**Written request**
Each record below should be repeated precisely as written.

[start of Records for the task]

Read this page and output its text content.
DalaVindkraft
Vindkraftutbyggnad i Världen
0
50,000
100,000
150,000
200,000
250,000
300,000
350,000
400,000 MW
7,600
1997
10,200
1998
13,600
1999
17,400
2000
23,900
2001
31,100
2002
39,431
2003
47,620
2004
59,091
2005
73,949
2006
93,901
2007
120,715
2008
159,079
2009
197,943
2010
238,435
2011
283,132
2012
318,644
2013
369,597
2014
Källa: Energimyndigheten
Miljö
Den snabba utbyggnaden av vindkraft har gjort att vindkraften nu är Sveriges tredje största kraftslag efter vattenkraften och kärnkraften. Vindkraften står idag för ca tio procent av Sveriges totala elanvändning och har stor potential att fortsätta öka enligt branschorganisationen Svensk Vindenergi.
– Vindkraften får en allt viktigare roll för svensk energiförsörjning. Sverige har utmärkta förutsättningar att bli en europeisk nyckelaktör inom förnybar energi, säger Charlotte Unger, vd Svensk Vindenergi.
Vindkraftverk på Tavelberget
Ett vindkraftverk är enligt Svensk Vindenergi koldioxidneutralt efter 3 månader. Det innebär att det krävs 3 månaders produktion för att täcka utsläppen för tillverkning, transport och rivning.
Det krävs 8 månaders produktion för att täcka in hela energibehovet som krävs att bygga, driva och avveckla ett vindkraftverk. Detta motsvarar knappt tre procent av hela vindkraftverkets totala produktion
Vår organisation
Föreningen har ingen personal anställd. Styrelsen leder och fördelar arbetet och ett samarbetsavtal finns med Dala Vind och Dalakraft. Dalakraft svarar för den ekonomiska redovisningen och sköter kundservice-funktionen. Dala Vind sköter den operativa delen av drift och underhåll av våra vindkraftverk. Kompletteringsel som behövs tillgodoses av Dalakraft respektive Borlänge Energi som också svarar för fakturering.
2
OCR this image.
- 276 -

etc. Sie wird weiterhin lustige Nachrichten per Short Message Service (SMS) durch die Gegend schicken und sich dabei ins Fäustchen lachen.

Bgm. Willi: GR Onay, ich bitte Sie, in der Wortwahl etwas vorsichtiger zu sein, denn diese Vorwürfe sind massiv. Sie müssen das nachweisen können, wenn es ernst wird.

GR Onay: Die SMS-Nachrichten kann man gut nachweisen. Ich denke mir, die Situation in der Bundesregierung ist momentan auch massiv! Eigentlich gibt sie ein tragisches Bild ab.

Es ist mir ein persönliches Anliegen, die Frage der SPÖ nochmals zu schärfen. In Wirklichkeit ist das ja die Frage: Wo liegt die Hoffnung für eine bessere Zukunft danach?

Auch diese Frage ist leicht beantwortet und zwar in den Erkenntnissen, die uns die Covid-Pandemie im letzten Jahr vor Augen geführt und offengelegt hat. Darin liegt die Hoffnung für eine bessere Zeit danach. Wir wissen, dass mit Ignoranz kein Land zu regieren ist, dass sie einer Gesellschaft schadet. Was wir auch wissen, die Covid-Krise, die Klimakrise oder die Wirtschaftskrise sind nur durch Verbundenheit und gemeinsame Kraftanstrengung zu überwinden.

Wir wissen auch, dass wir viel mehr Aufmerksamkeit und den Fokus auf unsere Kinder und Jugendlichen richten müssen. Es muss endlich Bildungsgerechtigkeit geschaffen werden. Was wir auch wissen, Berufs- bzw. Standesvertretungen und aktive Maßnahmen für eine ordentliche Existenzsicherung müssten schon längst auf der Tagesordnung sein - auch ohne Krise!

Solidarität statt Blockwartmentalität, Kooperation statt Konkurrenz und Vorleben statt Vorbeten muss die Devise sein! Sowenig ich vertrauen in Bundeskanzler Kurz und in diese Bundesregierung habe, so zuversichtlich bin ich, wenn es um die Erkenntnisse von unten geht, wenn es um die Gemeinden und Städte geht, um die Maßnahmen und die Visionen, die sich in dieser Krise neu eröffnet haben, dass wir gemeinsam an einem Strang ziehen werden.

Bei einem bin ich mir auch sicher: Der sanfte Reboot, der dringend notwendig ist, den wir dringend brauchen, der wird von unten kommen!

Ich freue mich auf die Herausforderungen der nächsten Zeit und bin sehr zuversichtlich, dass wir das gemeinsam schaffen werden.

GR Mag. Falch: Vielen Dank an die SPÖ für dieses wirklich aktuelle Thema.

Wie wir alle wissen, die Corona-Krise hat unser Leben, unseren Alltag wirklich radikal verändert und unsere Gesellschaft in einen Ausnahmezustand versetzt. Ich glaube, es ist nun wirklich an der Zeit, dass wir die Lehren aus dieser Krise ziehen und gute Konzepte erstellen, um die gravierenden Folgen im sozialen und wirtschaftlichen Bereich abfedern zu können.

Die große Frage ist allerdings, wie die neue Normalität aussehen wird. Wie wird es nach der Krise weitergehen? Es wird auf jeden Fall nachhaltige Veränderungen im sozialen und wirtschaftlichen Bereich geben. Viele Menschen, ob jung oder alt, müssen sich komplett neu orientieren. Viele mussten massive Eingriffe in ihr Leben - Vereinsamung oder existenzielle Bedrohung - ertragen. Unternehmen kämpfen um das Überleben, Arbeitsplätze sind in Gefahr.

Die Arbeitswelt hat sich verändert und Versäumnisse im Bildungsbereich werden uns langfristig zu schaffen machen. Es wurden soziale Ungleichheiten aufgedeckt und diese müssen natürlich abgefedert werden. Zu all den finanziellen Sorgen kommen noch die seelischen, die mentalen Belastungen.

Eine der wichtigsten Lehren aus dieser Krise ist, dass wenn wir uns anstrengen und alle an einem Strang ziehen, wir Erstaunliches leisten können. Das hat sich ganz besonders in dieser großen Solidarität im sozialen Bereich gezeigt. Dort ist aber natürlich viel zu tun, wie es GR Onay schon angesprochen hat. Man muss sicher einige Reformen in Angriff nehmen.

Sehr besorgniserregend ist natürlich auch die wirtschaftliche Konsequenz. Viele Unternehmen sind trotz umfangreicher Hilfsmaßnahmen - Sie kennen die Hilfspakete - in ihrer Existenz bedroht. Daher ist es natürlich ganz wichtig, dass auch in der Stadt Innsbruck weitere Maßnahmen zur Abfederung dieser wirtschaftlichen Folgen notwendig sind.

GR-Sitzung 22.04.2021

[end of Records for the task]

**The completed task**
Read this page and output its text content.
DalaVindkraft
Vindkraftutbyggnad i Världen
0
50,000
100,000
150,000
200,000
250,000
300,000
350,000
400,000 MW
7,600
1997
10,200
1998
13,600
1999
17,400
2000
23,900
2001
31,100
2002
39,431
2003
47,620
2004
59,091
2005
73,949
2006
93,901
2007
120,715
2008
159,079
2009
197,943
2010
238,435
2011
283,132
2012
318,644
2013
369,597
2014
Källa: Energimyndigheten
Miljö
Den snabba utbyggnaden av vindkraft har gjort att vindkraften nu är Sveriges tredje största kraftslag efter vattenkraften och kärnkraften. Vindkraften står idag för ca tio procent av Sveriges totala elanvändning och har stor potential att fortsätta öka enligt branschorganisationen Svensk Vindenergi.
– Vindkraften får en allt viktigare roll för svensk energiförsörjning. Sverige har utmärkta förutsättningar att bli en europeisk nyckelaktör inom förnybar energi, säger Charlotte Unger, vd Svensk Vindenergi.
Vindkraftverk på Tavelberget
Ett vindkraftverk är enligt Svensk Vindenergi koldioxidneutralt efter 3 månader. Det innebär att det krävs 3 månaders produktion för att täcka utsläppen för tillverkning, transport och rivning.
Det krävs 8 månaders produktion för att täcka in hela energibehovet som krävs att bygga, driva och avveckla ett vindkraftverk. Detta motsvarar knappt tre procent av hela vindkraftverkets totala produktion
Vår organisation
Föreningen har ingen personal anställd. Styrelsen leder och fördelar arbetet och ett samarbetsavtal finns med Dala Vind och Dalakraft. Dalakraft svarar för den ekonomiska redovisningen och sköter kundservice-funktionen. Dala Vind sköter den operativa delen av drift och underhåll av våra vindkraftverk. Kompletteringsel som behövs tillgodoses av Dalakraft respektive Borlänge Energi som också svarar för fakturering.
2
OCR this image.
- 276 -

etc. Sie wird weiterhin lustige Nachrichten per Short Message Service (SMS) durch die Gegend schicken und sich dabei ins Fäustchen lachen.

Bgm. Willi: GR Onay, ich bitte Sie, in der Wortwahl etwas vorsichtiger zu sein, denn diese Vorwürfe sind massiv. Sie müssen das nachweisen können, wenn es ernst wird.

GR Onay: Die SMS-Nachrichten kann man gut nachweisen. Ich denke mir, die Situation in der Bundesregierung ist momentan auch massiv! Eigentlich gibt sie ein tragisches Bild ab.

Es ist mir ein persönliches Anliegen, die Frage der SPÖ nochmals zu schärfen. In Wirklichkeit ist das ja die Frage: Wo liegt die Hoffnung für eine bessere Zukunft danach?

Auch diese Frage ist leicht beantwortet und zwar in den Erkenntnissen, die uns die Covid-Pandemie im letzten Jahr vor Augen geführt und offengelegt hat. Darin liegt die Hoffnung für eine bessere Zeit danach. Wir wissen, dass mit Ignoranz kein Land zu regieren ist, dass sie einer Gesellschaft schadet. Was wir auch wissen, die Covid-Krise, die Klimakrise oder die Wirtschaftskrise sind nur durch Verbundenheit und gemeinsame Kraftanstrengung zu überwinden.

Wir wissen auch, dass wir viel mehr Aufmerksamkeit und den Fokus auf unsere Kinder und Jugendlichen richten müssen. Es muss endlich Bildungsgerechtigkeit geschaffen werden. Was wir auch wissen, Berufs- bzw. Standesvertretungen und aktive Maßnahmen für eine ordentliche Existenzsicherung müssten schon längst auf der Tagesordnung sein - auch ohne Krise!

Solidarität statt Blockwartmentalität, Kooperation statt Konkurrenz und Vorleben statt Vorbeten muss die Devise sein! Sowenig ich vertrauen in Bundeskanzler Kurz und in diese Bundesregierung habe, so zuversichtlich bin ich, wenn es um die Erkenntnisse von unten geht, wenn es um die Gemeinden und Städte geht, um die Maßnahmen und die Visionen, die sich in dieser Krise neu eröffnet haben, dass wir gemeinsam an einem Strang ziehen werden.

Bei einem bin ich mir auch sicher: Der sanfte Reboot, der dringend notwendig ist, den wir dringend brauchen, der wird von unten kommen!

Ich freue mich auf die Herausforderungen der nächsten Zeit und bin sehr zuversichtlich, dass wir das gemeinsam schaffen werden.

GR Mag. Falch: Vielen Dank an die SPÖ für dieses wirklich aktuelle Thema.

Wie wir alle wissen, die Corona-Krise hat unser Leben, unseren Alltag wirklich radikal verändert und unsere Gesellschaft in einen Ausnahmezustand versetzt. Ich glaube, es ist nun wirklich an der Zeit, dass wir die Lehren aus dieser Krise ziehen und gute Konzepte erstellen, um die gravierenden Folgen im sozialen und wirtschaftlichen Bereich abfedern zu können.

Die große Frage ist allerdings, wie die neue Normalität aussehen wird. Wie wird es nach der Krise weitergehen? Es wird auf jeden Fall nachhaltige Veränderungen im sozialen und wirtschaftlichen Bereich geben. Viele Menschen, ob jung oder alt, müssen sich komplett neu orientieren. Viele mussten massive Eingriffe in ihr Leben - Vereinsamung oder existenzielle Bedrohung - ertragen. Unternehmen kämpfen um das Überleben, Arbeitsplätze sind in Gefahr.

Die Arbeitswelt hat sich verändert und Versäumnisse im Bildungsbereich werden uns langfristig zu schaffen machen. Es wurden soziale Ungleichheiten aufgedeckt und diese müssen natürlich abgefedert werden. Zu all den finanziellen Sorgen kommen noch die seelischen, die mentalen Belastungen.

Eine der wichtigsten Lehren aus dieser Krise ist, dass wenn wir uns anstrengen und alle an einem Strang ziehen, wir Erstaunliches leisten können. Das hat sich ganz besonders in dieser großen Solidarität im sozialen Bereich gezeigt. Dort ist aber natürlich viel zu tun, wie es GR Onay schon angesprochen hat. Man muss sicher einige Reformen in Angriff nehmen.

Sehr besorgniserregend ist natürlich auch die wirtschaftliche Konsequenz. Viele Unternehmen sind trotz umfangreicher Hilfsmaßnahmen - Sie kennen die Hilfspakete - in ihrer Existenz bedroht. Daher ist es natürlich ganz wichtig, dass auch in der Stadt Innsbruck weitere Maßnahmen zur Abfederung dieser wirtschaftlichen Folgen notwendig sind.

GR-Sitzung 22.04.2021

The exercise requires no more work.